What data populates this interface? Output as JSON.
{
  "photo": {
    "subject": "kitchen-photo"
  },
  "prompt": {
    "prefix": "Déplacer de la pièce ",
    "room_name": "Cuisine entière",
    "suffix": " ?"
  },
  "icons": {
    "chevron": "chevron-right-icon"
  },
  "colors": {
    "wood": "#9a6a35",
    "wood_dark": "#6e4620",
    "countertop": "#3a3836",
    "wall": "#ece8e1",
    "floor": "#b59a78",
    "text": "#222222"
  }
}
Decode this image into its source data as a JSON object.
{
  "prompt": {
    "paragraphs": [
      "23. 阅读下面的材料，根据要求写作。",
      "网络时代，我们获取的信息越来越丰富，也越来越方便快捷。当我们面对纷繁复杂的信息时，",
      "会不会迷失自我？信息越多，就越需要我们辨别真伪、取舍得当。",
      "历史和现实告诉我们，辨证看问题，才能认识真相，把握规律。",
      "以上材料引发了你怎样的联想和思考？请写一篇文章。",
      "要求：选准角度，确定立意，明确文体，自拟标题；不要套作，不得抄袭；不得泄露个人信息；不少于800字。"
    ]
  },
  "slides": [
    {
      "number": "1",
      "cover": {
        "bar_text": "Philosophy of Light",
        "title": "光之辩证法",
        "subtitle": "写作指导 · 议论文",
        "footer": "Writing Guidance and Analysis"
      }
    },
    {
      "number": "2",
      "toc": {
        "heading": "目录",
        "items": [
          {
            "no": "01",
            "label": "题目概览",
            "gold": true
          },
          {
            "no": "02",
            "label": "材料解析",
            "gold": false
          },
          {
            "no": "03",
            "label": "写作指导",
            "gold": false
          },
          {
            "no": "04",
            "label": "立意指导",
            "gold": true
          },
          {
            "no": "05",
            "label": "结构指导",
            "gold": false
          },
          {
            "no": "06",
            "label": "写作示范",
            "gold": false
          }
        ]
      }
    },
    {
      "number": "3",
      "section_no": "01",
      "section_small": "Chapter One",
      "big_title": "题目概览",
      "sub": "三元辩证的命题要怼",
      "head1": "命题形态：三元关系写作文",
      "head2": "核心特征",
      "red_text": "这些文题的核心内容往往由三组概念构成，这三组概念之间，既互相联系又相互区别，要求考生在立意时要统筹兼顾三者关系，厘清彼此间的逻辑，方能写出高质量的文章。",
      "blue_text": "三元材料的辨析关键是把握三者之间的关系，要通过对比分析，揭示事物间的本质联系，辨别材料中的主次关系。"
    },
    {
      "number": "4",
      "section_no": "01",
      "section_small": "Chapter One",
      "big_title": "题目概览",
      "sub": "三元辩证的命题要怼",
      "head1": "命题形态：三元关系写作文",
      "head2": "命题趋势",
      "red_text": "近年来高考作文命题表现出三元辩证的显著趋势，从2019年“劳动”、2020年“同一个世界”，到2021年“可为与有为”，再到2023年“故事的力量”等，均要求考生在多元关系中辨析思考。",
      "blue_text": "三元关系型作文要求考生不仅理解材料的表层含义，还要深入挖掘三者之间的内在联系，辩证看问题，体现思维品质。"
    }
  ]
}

- - - - - - -

:: Directive ::
All of the material above needs to be copied exactly.

:: Output for this task ::
What data populates this interface? Output as JSON.
{
  "photo": {
    "subject": "kitchen-photo"
  },
  "prompt": {
    "prefix": "Déplacer de la pièce ",
    "room_name": "Cuisine entière",
    "suffix": " ?"
  },
  "icons": {
    "chevron": "chevron-right-icon"
  },
  "colors": {
    "wood": "#9a6a35",
    "wood_dark": "#6e4620",
    "countertop": "#3a3836",
    "wall": "#ece8e1",
    "floor": "#b59a78",
    "text": "#222222"
  }
}
Decode this image into its source data as a JSON object.
{
  "prompt": {
    "paragraphs": [
      "23. 阅读下面的材料，根据要求写作。",
      "网络时代，我们获取的信息越来越丰富，也越来越方便快捷。当我们面对纷繁复杂的信息时，",
      "会不会迷失自我？信息越多，就越需要我们辨别真伪、取舍得当。",
      "历史和现实告诉我们，辨证看问题，才能认识真相，把握规律。",
      "以上材料引发了你怎样的联想和思考？请写一篇文章。",
      "要求：选准角度，确定立意，明确文体，自拟标题；不要套作，不得抄袭；不得泄露个人信息；不少于800字。"
    ]
  },
  "slides": [
    {
      "number": "1",
      "cover": {
        "bar_text": "Philosophy of Light",
        "title": "光之辩证法",
        "subtitle": "写作指导 · 议论文",
        "footer": "Writing Guidance and Analysis"
      }
    },
    {
      "number": "2",
      "toc": {
        "heading": "目录",
        "items": [
          {
            "no": "01",
            "label": "题目概览",
            "gold": true
          },
          {
            "no": "02",
            "label": "材料解析",
            "gold": false
          },
          {
            "no": "03",
            "label": "写作指导",
            "gold": false
          },
          {
            "no": "04",
            "label": "立意指导",
            "gold": true
          },
          {
            "no": "05",
            "label": "结构指导",
            "gold": false
          },
          {
            "no": "06",
            "label": "写作示范",
            "gold": false
          }
        ]
      }
    },
    {
      "number": "3",
      "section_no": "01",
      "section_small": "Chapter One",
      "big_title": "题目概览",
      "sub": "三元辩证的命题要怼",
      "head1": "命题形态：三元关系写作文",
      "head2": "核心特征",
      "red_text": "这些文题的核心内容往往由三组概念构成，这三组概念之间，既互相联系又相互区别，要求考生在立意时要统筹兼顾三者关系，厘清彼此间的逻辑，方能写出高质量的文章。",
      "blue_text": "三元材料的辨析关键是把握三者之间的关系，要通过对比分析，揭示事物间的本质联系，辨别材料中的主次关系。"
    },
    {
      "number": "4",
      "section_no": "01",
      "section_small": "Chapter One",
      "big_title": "题目概览",
      "sub": "三元辩证的命题要怼",
      "head1": "命题形态：三元关系写作文",
      "head2": "命题趋势",
      "red_text": "近年来高考作文命题表现出三元辩证的显著趋势，从2019年“劳动”、2020年“同一个世界”，到2021年“可为与有为”，再到2023年“故事的力量”等，均要求考生在多元关系中辨析思考。",
      "blue_text": "三元关系型作文要求考生不仅理解材料的表层含义，还要深入挖掘三者之间的内在联系，辩证看问题，体现思维品质。"
    }
  ]
}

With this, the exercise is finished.